Written request: Set each entry down verbatim, omitting images.

Records for processing:

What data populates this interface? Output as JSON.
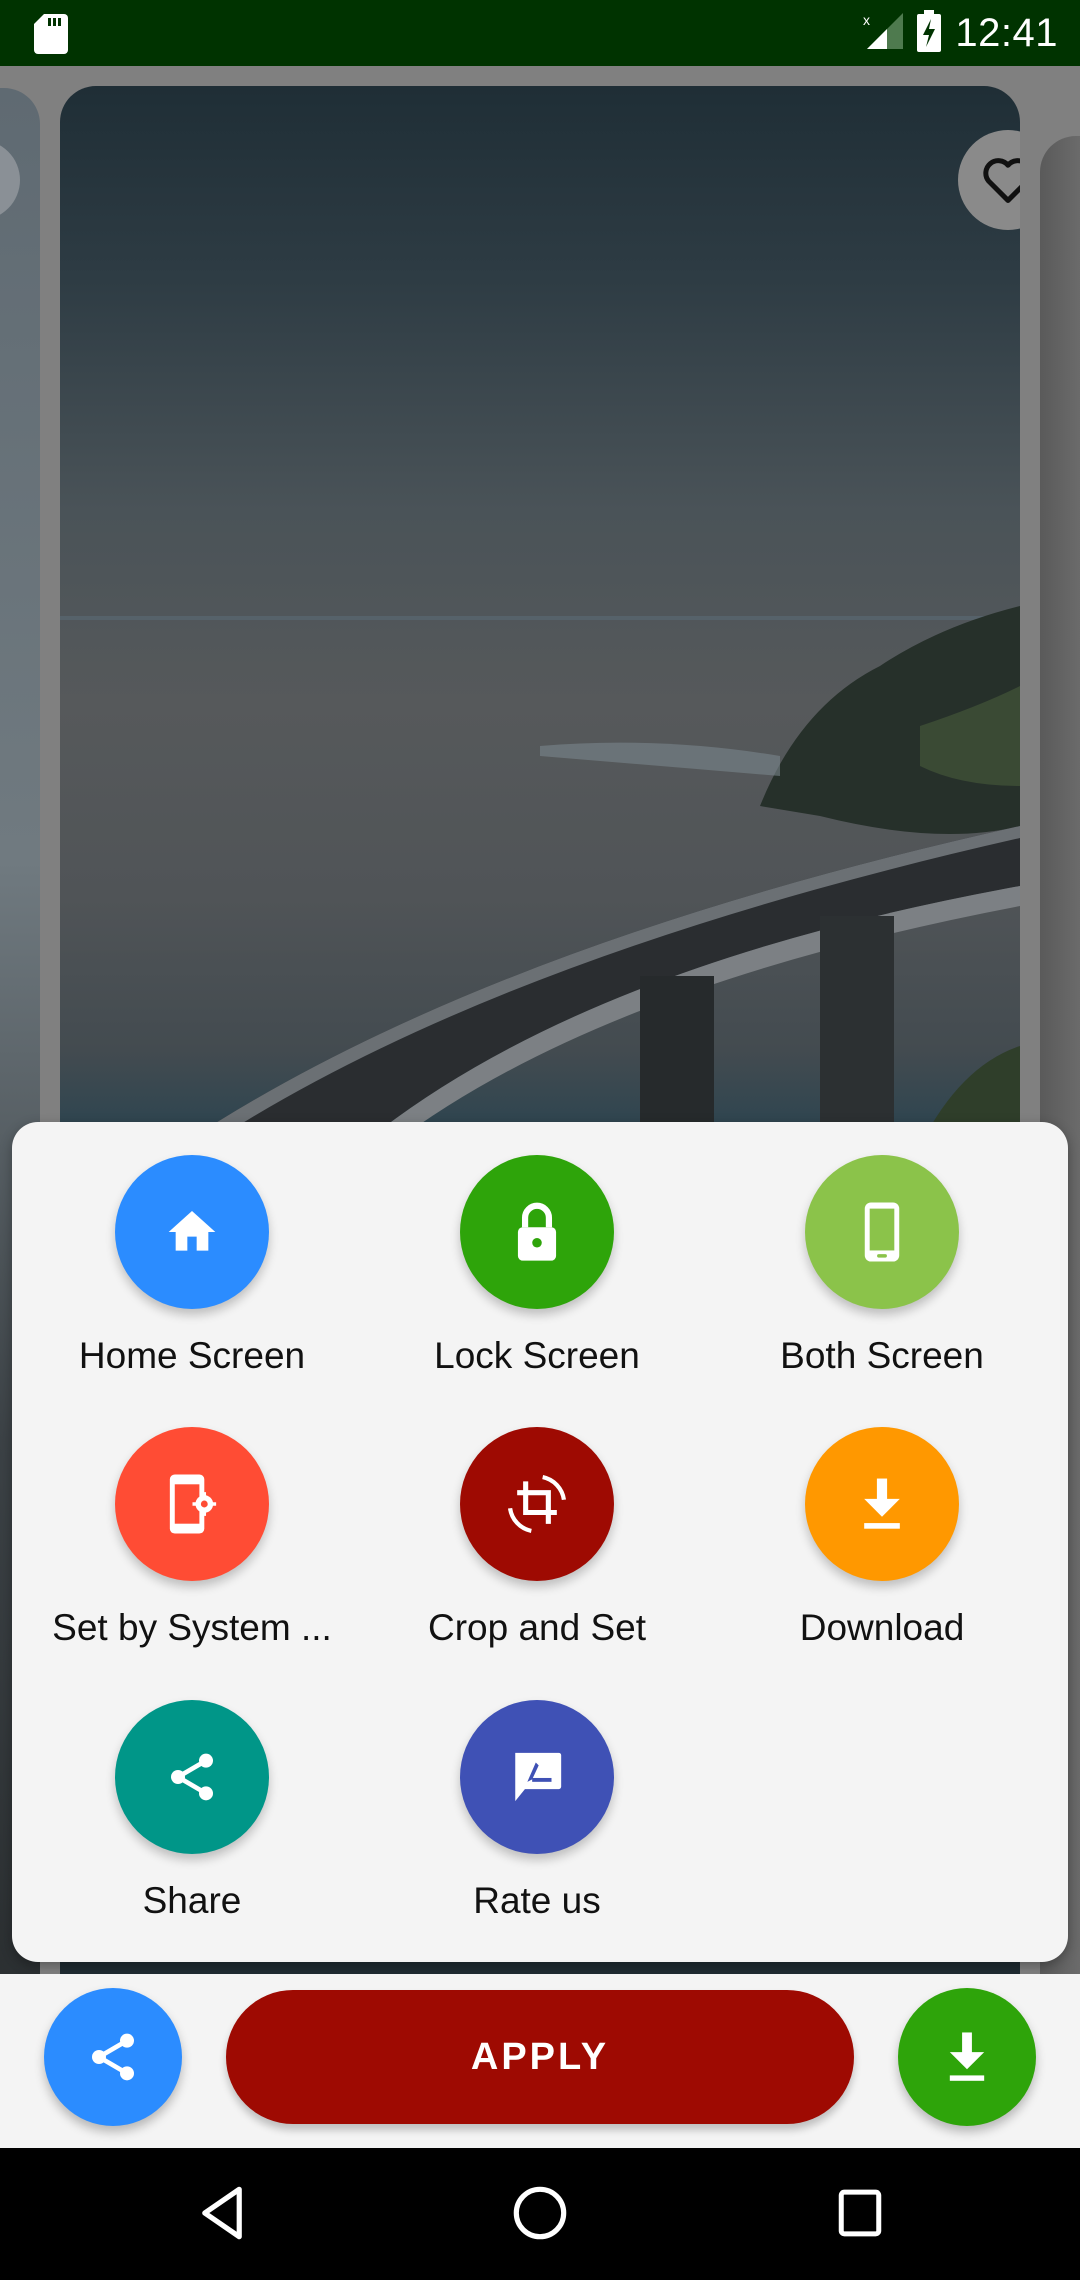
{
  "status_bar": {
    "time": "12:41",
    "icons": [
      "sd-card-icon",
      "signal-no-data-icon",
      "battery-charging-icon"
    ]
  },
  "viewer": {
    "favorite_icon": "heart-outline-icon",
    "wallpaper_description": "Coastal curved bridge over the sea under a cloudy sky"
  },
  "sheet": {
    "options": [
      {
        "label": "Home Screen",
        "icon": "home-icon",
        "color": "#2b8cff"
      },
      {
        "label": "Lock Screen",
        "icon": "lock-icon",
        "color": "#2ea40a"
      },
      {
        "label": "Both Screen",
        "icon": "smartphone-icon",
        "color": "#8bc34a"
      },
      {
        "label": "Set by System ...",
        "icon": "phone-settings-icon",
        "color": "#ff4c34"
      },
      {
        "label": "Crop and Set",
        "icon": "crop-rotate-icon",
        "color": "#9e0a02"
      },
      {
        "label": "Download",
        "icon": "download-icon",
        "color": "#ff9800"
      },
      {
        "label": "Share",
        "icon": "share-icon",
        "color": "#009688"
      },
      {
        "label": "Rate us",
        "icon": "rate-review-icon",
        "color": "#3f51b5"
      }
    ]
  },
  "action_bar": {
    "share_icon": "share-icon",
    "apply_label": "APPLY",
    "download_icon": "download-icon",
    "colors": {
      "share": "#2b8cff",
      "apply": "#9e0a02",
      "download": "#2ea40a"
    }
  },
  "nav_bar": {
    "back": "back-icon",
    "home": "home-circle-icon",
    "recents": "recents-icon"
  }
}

Finished exercise:
What data populates this interface? Output as JSON.
{
  "status_bar": {
    "time": "12:41",
    "icons": [
      "sd-card-icon",
      "signal-no-data-icon",
      "battery-charging-icon"
    ]
  },
  "viewer": {
    "favorite_icon": "heart-outline-icon",
    "wallpaper_description": "Coastal curved bridge over the sea under a cloudy sky"
  },
  "sheet": {
    "options": [
      {
        "label": "Home Screen",
        "icon": "home-icon",
        "color": "#2b8cff"
      },
      {
        "label": "Lock Screen",
        "icon": "lock-icon",
        "color": "#2ea40a"
      },
      {
        "label": "Both Screen",
        "icon": "smartphone-icon",
        "color": "#8bc34a"
      },
      {
        "label": "Set by System ...",
        "icon": "phone-settings-icon",
        "color": "#ff4c34"
      },
      {
        "label": "Crop and Set",
        "icon": "crop-rotate-icon",
        "color": "#9e0a02"
      },
      {
        "label": "Download",
        "icon": "download-icon",
        "color": "#ff9800"
      },
      {
        "label": "Share",
        "icon": "share-icon",
        "color": "#009688"
      },
      {
        "label": "Rate us",
        "icon": "rate-review-icon",
        "color": "#3f51b5"
      }
    ]
  },
  "action_bar": {
    "share_icon": "share-icon",
    "apply_label": "APPLY",
    "download_icon": "download-icon",
    "colors": {
      "share": "#2b8cff",
      "apply": "#9e0a02",
      "download": "#2ea40a"
    }
  },
  "nav_bar": {
    "back": "back-icon",
    "home": "home-circle-icon",
    "recents": "recents-icon"
  }
}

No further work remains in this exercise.